LISTED ENTRIES ::

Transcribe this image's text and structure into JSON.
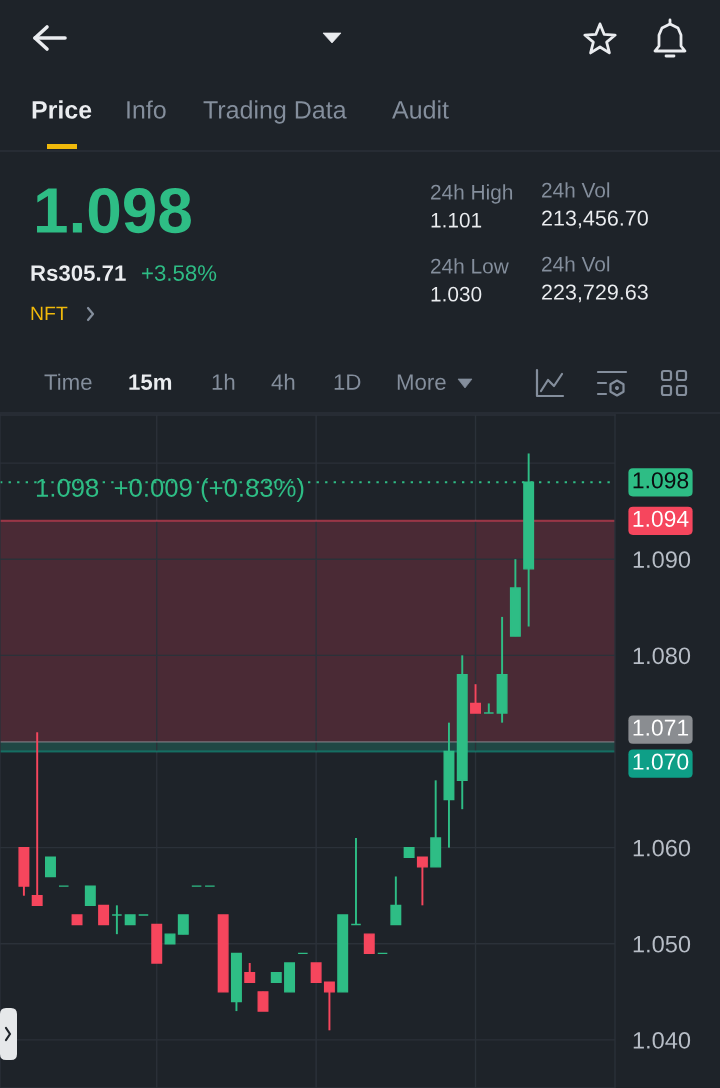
{
  "chart_data": [
    {
      "type": "other",
      "annotations": [
        "Price",
        "Info",
        "Trading Data",
        "Audit",
        "1.098",
        "Rs305.71",
        "+3.58%",
        "NFT",
        "24h High",
        "1.101",
        "24h Vol",
        "213,456.70",
        "24h Low",
        "1.030",
        "24h Vol",
        "223,729.63",
        "Time",
        "15m",
        "1h",
        "4h",
        "1D",
        "More"
      ]
    },
    {
      "type": "candlestick",
      "categories": [
        null,
        null,
        null,
        null,
        null,
        null,
        null,
        null,
        null,
        null,
        null,
        null,
        null,
        null,
        null,
        null,
        null,
        null,
        null,
        null,
        null,
        null,
        null,
        null,
        null,
        null,
        null,
        null,
        null,
        null,
        null,
        null,
        null,
        null,
        null,
        null,
        null,
        null,
        null
      ],
      "ohlc": [
        [
          1.06,
          1.06,
          1.055,
          1.056
        ],
        [
          1.055,
          1.072,
          1.054,
          1.054
        ],
        [
          1.057,
          1.059,
          1.057,
          1.059
        ],
        [
          1.056,
          1.056,
          1.056,
          1.056
        ],
        [
          1.053,
          1.053,
          1.052,
          1.052
        ],
        [
          1.054,
          1.056,
          1.054,
          1.056
        ],
        [
          1.054,
          1.054,
          1.052,
          1.052
        ],
        [
          1.053,
          1.054,
          1.051,
          1.053
        ],
        [
          1.052,
          1.053,
          1.052,
          1.053
        ],
        [
          1.053,
          1.053,
          1.053,
          1.053
        ],
        [
          1.052,
          1.052,
          1.048,
          1.048
        ],
        [
          1.05,
          1.051,
          1.05,
          1.051
        ],
        [
          1.051,
          1.053,
          1.051,
          1.053
        ],
        [
          1.056,
          1.056,
          1.056,
          1.056
        ],
        [
          1.056,
          1.056,
          1.056,
          1.056
        ],
        [
          1.053,
          1.053,
          1.045,
          1.045
        ],
        [
          1.044,
          1.049,
          1.043,
          1.049
        ],
        [
          1.047,
          1.048,
          1.046,
          1.046
        ],
        [
          1.045,
          1.045,
          1.043,
          1.043
        ],
        [
          1.046,
          1.047,
          1.046,
          1.047
        ],
        [
          1.045,
          1.048,
          1.045,
          1.048
        ],
        [
          1.049,
          1.049,
          1.049,
          1.049
        ],
        [
          1.048,
          1.048,
          1.046,
          1.046
        ],
        [
          1.046,
          1.046,
          1.041,
          1.045
        ],
        [
          1.045,
          1.053,
          1.045,
          1.053
        ],
        [
          1.052,
          1.061,
          1.052,
          1.052
        ],
        [
          1.051,
          1.051,
          1.049,
          1.049
        ],
        [
          1.049,
          1.049,
          1.049,
          1.049
        ],
        [
          1.052,
          1.057,
          1.052,
          1.054
        ],
        [
          1.059,
          1.06,
          1.059,
          1.06
        ],
        [
          1.059,
          1.059,
          1.054,
          1.058
        ],
        [
          1.058,
          1.067,
          1.058,
          1.061
        ],
        [
          1.065,
          1.073,
          1.06,
          1.07
        ],
        [
          1.067,
          1.08,
          1.064,
          1.078
        ],
        [
          1.075,
          1.077,
          1.074,
          1.074
        ],
        [
          1.074,
          1.075,
          1.074,
          1.074
        ],
        [
          1.074,
          1.084,
          1.073,
          1.078
        ],
        [
          1.082,
          1.09,
          1.082,
          1.087
        ],
        [
          1.089,
          1.101,
          1.083,
          1.098
        ]
      ],
      "colors": [
        "#f6465d",
        "#f6465d",
        "#2ebd85",
        "#2ebd85",
        "#f6465d",
        "#2ebd85",
        "#f6465d",
        "#2ebd85",
        "#2ebd85",
        "#2ebd85",
        "#f6465d",
        "#2ebd85",
        "#2ebd85",
        "#2ebd85",
        "#2ebd85",
        "#f6465d",
        "#2ebd85",
        "#f6465d",
        "#f6465d",
        "#2ebd85",
        "#2ebd85",
        "#2ebd85",
        "#f6465d",
        "#f6465d",
        "#2ebd85",
        "#2ebd85",
        "#f6465d",
        "#2ebd85",
        "#2ebd85",
        "#2ebd85",
        "#f6465d",
        "#2ebd85",
        "#2ebd85",
        "#2ebd85",
        "#f6465d",
        "#2ebd85",
        "#2ebd85",
        "#2ebd85",
        "#2ebd85"
      ],
      "ylim": [
        1.035,
        1.105
      ],
      "yticks": [
        {
          "value": 1.04,
          "label": "1.040"
        },
        {
          "value": 1.05,
          "label": "1.050"
        },
        {
          "value": 1.06,
          "label": "1.060"
        },
        {
          "value": 1.08,
          "label": "1.080"
        },
        {
          "value": 1.09,
          "label": "1.090"
        },
        {
          "value": 1.1,
          "label": null
        }
      ],
      "grid": true,
      "tick_labels": "y",
      "ref_lines": [
        {
          "axis": "y",
          "value": 1.098,
          "label": "1.098",
          "color": "#2ebd85",
          "line_style": "dotted"
        },
        {
          "axis": "y",
          "value": 1.094,
          "label": "1.094",
          "color": "#f6465d",
          "line_style": "solid"
        },
        {
          "axis": "y",
          "value": 1.071,
          "label": "1.071",
          "color": "#8a8d91",
          "line_style": "solid"
        },
        {
          "axis": "y",
          "value": 1.07,
          "label": "1.070",
          "color": "#0e9f87",
          "line_style": "solid"
        }
      ],
      "bands": [
        {
          "axis": "y",
          "from": 1.071,
          "to": 1.094,
          "color": "#4a2a35"
        },
        {
          "axis": "y",
          "from": 1.07,
          "to": 1.071,
          "color": "#1f4744"
        }
      ],
      "annotations": [
        "1.098  +0.009 (+0.83%)"
      ]
    }
  ]
}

REQUIRED TASK :: Without including any pictures, print each record exactly.

CORRECT ANSWER ::
Transcribe this image's text and structure into JSON.
{
  "chart_data": [
    {
      "type": "other",
      "annotations": [
        "Price",
        "Info",
        "Trading Data",
        "Audit",
        "1.098",
        "Rs305.71",
        "+3.58%",
        "NFT",
        "24h High",
        "1.101",
        "24h Vol",
        "213,456.70",
        "24h Low",
        "1.030",
        "24h Vol",
        "223,729.63",
        "Time",
        "15m",
        "1h",
        "4h",
        "1D",
        "More"
      ]
    },
    {
      "type": "candlestick",
      "categories": [
        null,
        null,
        null,
        null,
        null,
        null,
        null,
        null,
        null,
        null,
        null,
        null,
        null,
        null,
        null,
        null,
        null,
        null,
        null,
        null,
        null,
        null,
        null,
        null,
        null,
        null,
        null,
        null,
        null,
        null,
        null,
        null,
        null,
        null,
        null,
        null,
        null,
        null,
        null
      ],
      "ohlc": [
        [
          1.06,
          1.06,
          1.055,
          1.056
        ],
        [
          1.055,
          1.072,
          1.054,
          1.054
        ],
        [
          1.057,
          1.059,
          1.057,
          1.059
        ],
        [
          1.056,
          1.056,
          1.056,
          1.056
        ],
        [
          1.053,
          1.053,
          1.052,
          1.052
        ],
        [
          1.054,
          1.056,
          1.054,
          1.056
        ],
        [
          1.054,
          1.054,
          1.052,
          1.052
        ],
        [
          1.053,
          1.054,
          1.051,
          1.053
        ],
        [
          1.052,
          1.053,
          1.052,
          1.053
        ],
        [
          1.053,
          1.053,
          1.053,
          1.053
        ],
        [
          1.052,
          1.052,
          1.048,
          1.048
        ],
        [
          1.05,
          1.051,
          1.05,
          1.051
        ],
        [
          1.051,
          1.053,
          1.051,
          1.053
        ],
        [
          1.056,
          1.056,
          1.056,
          1.056
        ],
        [
          1.056,
          1.056,
          1.056,
          1.056
        ],
        [
          1.053,
          1.053,
          1.045,
          1.045
        ],
        [
          1.044,
          1.049,
          1.043,
          1.049
        ],
        [
          1.047,
          1.048,
          1.046,
          1.046
        ],
        [
          1.045,
          1.045,
          1.043,
          1.043
        ],
        [
          1.046,
          1.047,
          1.046,
          1.047
        ],
        [
          1.045,
          1.048,
          1.045,
          1.048
        ],
        [
          1.049,
          1.049,
          1.049,
          1.049
        ],
        [
          1.048,
          1.048,
          1.046,
          1.046
        ],
        [
          1.046,
          1.046,
          1.041,
          1.045
        ],
        [
          1.045,
          1.053,
          1.045,
          1.053
        ],
        [
          1.052,
          1.061,
          1.052,
          1.052
        ],
        [
          1.051,
          1.051,
          1.049,
          1.049
        ],
        [
          1.049,
          1.049,
          1.049,
          1.049
        ],
        [
          1.052,
          1.057,
          1.052,
          1.054
        ],
        [
          1.059,
          1.06,
          1.059,
          1.06
        ],
        [
          1.059,
          1.059,
          1.054,
          1.058
        ],
        [
          1.058,
          1.067,
          1.058,
          1.061
        ],
        [
          1.065,
          1.073,
          1.06,
          1.07
        ],
        [
          1.067,
          1.08,
          1.064,
          1.078
        ],
        [
          1.075,
          1.077,
          1.074,
          1.074
        ],
        [
          1.074,
          1.075,
          1.074,
          1.074
        ],
        [
          1.074,
          1.084,
          1.073,
          1.078
        ],
        [
          1.082,
          1.09,
          1.082,
          1.087
        ],
        [
          1.089,
          1.101,
          1.083,
          1.098
        ]
      ],
      "colors": [
        "#f6465d",
        "#f6465d",
        "#2ebd85",
        "#2ebd85",
        "#f6465d",
        "#2ebd85",
        "#f6465d",
        "#2ebd85",
        "#2ebd85",
        "#2ebd85",
        "#f6465d",
        "#2ebd85",
        "#2ebd85",
        "#2ebd85",
        "#2ebd85",
        "#f6465d",
        "#2ebd85",
        "#f6465d",
        "#f6465d",
        "#2ebd85",
        "#2ebd85",
        "#2ebd85",
        "#f6465d",
        "#f6465d",
        "#2ebd85",
        "#2ebd85",
        "#f6465d",
        "#2ebd85",
        "#2ebd85",
        "#2ebd85",
        "#f6465d",
        "#2ebd85",
        "#2ebd85",
        "#2ebd85",
        "#f6465d",
        "#2ebd85",
        "#2ebd85",
        "#2ebd85",
        "#2ebd85"
      ],
      "ylim": [
        1.035,
        1.105
      ],
      "yticks": [
        {
          "value": 1.04,
          "label": "1.040"
        },
        {
          "value": 1.05,
          "label": "1.050"
        },
        {
          "value": 1.06,
          "label": "1.060"
        },
        {
          "value": 1.08,
          "label": "1.080"
        },
        {
          "value": 1.09,
          "label": "1.090"
        },
        {
          "value": 1.1,
          "label": null
        }
      ],
      "grid": true,
      "tick_labels": "y",
      "ref_lines": [
        {
          "axis": "y",
          "value": 1.098,
          "label": "1.098",
          "color": "#2ebd85",
          "line_style": "dotted"
        },
        {
          "axis": "y",
          "value": 1.094,
          "label": "1.094",
          "color": "#f6465d",
          "line_style": "solid"
        },
        {
          "axis": "y",
          "value": 1.071,
          "label": "1.071",
          "color": "#8a8d91",
          "line_style": "solid"
        },
        {
          "axis": "y",
          "value": 1.07,
          "label": "1.070",
          "color": "#0e9f87",
          "line_style": "solid"
        }
      ],
      "bands": [
        {
          "axis": "y",
          "from": 1.071,
          "to": 1.094,
          "color": "#4a2a35"
        },
        {
          "axis": "y",
          "from": 1.07,
          "to": 1.071,
          "color": "#1f4744"
        }
      ],
      "annotations": [
        "1.098  +0.009 (+0.83%)"
      ]
    }
  ]
}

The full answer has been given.